Prompt> Find the word "Xiàngdǎo" in the listing; pull out each line holding it.

Rows from a dataset

# # #

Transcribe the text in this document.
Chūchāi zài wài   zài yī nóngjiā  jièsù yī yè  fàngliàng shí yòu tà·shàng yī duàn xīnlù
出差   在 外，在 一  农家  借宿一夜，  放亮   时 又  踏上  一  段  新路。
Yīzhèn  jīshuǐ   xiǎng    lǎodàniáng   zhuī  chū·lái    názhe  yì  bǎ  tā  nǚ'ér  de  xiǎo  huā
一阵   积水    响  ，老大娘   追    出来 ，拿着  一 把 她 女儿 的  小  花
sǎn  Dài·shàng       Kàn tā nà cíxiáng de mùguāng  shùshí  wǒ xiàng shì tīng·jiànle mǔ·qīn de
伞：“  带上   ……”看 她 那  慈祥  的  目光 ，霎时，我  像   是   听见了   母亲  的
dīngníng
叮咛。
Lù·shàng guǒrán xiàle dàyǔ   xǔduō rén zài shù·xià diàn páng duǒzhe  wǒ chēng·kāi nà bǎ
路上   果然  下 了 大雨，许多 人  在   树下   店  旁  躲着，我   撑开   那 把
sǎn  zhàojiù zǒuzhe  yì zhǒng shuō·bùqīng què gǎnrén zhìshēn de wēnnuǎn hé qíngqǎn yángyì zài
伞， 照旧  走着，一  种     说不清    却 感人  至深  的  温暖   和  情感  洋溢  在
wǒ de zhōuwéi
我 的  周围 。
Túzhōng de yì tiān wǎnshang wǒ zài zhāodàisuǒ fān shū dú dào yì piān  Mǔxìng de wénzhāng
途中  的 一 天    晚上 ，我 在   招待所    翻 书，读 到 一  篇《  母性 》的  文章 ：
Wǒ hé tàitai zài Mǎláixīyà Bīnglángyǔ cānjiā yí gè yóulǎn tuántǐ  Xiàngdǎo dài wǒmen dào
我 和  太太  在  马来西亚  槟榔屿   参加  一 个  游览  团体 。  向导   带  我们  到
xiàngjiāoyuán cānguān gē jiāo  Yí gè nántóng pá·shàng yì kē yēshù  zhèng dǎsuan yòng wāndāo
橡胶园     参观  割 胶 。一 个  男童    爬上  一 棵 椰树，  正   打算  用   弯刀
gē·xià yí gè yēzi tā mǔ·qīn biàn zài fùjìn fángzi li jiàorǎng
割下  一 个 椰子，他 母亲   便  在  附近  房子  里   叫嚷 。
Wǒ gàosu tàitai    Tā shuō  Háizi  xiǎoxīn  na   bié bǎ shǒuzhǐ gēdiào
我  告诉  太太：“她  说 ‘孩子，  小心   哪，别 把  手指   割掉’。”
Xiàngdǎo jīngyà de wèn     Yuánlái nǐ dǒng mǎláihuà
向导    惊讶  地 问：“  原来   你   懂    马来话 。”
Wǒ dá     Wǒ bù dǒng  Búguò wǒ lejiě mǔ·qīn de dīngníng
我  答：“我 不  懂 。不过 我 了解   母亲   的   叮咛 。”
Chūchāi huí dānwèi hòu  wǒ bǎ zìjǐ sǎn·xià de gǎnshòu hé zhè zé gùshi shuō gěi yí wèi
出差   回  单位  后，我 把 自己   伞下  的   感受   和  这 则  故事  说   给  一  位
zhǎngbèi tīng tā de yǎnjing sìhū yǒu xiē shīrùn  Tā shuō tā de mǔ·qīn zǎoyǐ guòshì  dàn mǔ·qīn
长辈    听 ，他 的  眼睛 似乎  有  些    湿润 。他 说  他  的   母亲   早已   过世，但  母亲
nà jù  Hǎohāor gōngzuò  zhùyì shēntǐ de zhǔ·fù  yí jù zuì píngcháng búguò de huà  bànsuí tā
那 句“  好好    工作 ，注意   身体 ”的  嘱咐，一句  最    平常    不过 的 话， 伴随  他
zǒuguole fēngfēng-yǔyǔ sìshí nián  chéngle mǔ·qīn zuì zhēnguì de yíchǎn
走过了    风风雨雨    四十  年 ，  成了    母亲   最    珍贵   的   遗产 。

# # #

Task response>
Wǒ hé tàitai zài Mǎláixīyà Bīnglángyǔ cānjiā yí gè yóulǎn tuántǐ  Xiàngdǎo dài wǒmen dào
Xiàngdǎo jīngyà de wèn     Yuánlái nǐ dǒng mǎláihuà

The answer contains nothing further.